*INSTRUCTIONS TO FOLLOW*.
State how many lines of the entries below hold the word "this"; reply with nothing but the number.

*RECORDS SUPPLIED*.
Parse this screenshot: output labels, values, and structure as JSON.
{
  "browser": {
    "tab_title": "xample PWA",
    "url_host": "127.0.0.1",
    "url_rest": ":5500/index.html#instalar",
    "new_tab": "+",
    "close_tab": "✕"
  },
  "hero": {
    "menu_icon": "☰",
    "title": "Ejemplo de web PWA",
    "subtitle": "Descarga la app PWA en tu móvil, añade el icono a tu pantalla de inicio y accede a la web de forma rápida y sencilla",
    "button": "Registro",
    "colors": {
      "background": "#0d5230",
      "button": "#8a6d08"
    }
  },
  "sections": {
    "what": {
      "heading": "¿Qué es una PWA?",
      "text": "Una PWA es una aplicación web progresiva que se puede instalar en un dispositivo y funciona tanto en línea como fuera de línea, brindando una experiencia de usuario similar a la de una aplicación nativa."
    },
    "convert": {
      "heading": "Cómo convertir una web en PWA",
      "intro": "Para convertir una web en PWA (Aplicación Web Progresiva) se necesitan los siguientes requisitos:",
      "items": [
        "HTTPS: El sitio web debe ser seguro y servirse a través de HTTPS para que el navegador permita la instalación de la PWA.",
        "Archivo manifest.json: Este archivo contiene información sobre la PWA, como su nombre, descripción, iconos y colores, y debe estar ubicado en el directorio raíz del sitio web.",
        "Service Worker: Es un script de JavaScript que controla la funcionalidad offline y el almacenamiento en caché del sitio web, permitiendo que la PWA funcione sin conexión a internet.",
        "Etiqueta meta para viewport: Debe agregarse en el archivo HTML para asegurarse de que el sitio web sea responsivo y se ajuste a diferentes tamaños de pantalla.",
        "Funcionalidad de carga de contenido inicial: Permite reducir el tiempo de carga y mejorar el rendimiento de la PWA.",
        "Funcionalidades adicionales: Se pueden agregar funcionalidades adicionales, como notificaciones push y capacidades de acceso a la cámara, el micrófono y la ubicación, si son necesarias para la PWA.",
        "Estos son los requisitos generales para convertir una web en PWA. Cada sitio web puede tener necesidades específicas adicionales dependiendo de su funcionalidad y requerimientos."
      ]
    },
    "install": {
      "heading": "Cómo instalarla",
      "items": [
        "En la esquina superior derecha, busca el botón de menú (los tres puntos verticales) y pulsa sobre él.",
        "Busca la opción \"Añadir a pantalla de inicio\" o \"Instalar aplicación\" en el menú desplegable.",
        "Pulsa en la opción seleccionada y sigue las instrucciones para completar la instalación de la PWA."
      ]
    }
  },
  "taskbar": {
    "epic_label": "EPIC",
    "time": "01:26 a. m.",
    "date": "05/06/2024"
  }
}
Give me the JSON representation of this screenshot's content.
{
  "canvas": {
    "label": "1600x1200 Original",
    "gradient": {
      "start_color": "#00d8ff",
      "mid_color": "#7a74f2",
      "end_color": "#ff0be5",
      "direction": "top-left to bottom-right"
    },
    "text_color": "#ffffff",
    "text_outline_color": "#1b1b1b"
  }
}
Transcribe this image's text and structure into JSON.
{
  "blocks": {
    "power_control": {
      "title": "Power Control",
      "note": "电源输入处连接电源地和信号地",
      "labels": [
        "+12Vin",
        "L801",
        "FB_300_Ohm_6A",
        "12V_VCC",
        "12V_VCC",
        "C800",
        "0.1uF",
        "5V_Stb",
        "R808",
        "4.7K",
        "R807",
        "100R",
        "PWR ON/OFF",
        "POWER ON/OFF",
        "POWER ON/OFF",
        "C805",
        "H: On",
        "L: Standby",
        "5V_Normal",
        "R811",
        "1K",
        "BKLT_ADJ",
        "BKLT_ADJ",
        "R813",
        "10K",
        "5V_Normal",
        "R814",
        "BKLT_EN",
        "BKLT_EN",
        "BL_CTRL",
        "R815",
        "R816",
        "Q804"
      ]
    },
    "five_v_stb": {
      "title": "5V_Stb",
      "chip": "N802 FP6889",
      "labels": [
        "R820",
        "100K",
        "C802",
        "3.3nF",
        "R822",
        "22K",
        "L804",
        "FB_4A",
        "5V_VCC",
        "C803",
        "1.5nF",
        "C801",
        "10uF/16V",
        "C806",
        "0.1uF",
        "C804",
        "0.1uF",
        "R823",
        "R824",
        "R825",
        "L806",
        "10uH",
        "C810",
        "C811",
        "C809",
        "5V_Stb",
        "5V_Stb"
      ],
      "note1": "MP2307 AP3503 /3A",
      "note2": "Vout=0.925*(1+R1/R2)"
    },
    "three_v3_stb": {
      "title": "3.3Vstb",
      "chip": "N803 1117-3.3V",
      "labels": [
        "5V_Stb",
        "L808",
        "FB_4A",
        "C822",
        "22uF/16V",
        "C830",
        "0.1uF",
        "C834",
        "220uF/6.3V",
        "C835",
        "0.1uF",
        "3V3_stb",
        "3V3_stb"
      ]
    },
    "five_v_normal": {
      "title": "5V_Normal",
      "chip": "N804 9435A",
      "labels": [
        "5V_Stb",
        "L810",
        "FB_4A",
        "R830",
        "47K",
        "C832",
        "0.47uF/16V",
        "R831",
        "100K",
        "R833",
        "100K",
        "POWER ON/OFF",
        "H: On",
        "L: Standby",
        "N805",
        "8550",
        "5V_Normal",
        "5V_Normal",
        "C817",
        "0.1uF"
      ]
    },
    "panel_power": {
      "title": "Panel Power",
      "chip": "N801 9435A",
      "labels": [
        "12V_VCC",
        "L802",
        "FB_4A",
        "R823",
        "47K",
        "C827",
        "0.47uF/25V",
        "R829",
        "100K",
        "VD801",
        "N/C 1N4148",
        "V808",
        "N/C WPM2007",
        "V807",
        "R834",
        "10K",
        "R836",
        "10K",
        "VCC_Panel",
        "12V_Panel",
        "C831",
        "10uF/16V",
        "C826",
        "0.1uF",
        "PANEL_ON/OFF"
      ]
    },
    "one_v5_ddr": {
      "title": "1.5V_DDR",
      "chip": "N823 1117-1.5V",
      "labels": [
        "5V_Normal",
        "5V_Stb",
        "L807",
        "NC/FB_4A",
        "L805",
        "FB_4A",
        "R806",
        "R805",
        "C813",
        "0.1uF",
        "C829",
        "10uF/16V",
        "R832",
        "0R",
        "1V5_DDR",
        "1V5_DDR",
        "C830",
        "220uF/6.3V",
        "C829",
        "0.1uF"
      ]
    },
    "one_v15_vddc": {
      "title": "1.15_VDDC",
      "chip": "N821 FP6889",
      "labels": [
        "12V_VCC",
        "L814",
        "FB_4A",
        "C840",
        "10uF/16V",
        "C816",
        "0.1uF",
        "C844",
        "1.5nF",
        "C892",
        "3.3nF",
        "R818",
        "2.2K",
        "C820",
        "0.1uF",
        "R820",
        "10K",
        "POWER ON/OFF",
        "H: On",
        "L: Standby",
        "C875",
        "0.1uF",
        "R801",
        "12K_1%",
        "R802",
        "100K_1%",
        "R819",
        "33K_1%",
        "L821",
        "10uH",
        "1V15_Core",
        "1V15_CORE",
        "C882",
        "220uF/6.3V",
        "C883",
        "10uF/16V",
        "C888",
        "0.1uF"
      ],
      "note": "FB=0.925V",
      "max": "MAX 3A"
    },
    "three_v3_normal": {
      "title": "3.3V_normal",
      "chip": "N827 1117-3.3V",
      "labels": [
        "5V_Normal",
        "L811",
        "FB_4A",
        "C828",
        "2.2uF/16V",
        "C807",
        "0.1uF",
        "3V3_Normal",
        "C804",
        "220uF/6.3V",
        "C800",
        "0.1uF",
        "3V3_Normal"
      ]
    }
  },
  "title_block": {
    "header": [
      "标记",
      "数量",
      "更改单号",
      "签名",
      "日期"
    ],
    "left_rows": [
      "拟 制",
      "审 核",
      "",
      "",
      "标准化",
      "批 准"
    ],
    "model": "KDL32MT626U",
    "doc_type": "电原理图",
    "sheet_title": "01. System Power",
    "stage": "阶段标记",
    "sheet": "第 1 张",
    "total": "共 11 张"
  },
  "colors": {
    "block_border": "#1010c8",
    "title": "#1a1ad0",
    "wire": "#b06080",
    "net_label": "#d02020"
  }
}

*FINISHED ANSWER*.
3